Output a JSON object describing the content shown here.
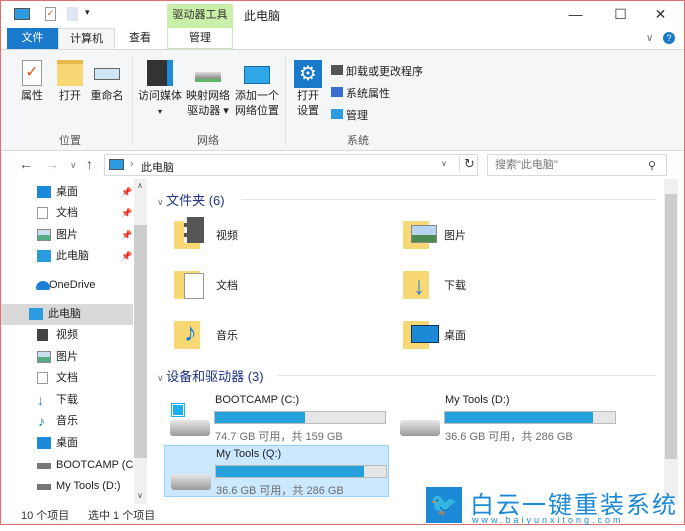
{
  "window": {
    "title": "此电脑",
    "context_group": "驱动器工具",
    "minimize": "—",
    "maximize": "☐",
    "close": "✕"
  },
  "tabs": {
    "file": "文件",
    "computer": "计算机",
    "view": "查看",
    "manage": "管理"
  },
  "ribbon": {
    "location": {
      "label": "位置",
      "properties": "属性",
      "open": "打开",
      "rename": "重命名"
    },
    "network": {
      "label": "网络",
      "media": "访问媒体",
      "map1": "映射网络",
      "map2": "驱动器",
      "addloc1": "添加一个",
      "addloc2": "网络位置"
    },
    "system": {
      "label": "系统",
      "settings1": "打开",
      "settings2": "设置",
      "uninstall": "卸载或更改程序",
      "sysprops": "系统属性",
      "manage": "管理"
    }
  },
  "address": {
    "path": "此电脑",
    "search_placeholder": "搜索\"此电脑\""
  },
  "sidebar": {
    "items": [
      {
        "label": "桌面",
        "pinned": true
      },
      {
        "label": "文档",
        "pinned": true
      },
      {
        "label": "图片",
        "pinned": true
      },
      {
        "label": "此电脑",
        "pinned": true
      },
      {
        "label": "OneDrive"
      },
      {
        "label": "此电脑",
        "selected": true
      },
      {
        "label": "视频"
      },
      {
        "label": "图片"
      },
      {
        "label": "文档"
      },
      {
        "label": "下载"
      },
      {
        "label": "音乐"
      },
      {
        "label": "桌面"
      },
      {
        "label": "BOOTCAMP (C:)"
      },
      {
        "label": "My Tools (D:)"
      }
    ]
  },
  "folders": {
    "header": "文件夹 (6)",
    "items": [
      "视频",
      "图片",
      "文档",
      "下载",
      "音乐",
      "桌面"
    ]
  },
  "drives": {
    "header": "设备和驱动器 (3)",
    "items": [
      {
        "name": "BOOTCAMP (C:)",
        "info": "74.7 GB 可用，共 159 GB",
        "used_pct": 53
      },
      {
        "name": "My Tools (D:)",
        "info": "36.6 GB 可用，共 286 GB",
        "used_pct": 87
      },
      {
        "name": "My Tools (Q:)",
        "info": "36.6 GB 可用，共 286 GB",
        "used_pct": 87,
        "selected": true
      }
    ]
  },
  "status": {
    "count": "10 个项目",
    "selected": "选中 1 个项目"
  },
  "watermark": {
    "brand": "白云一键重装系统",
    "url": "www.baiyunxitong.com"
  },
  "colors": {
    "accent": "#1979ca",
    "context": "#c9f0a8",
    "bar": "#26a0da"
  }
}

_EXERCISE DESCRIPTION_:
Go through the entries and return each line where the word "Tools" appears.

_RESULT FOR THIS TASK_:
        "label": "My Tools (D:)"
        "name": "My Tools (D:)",
        "name": "My Tools (Q:)",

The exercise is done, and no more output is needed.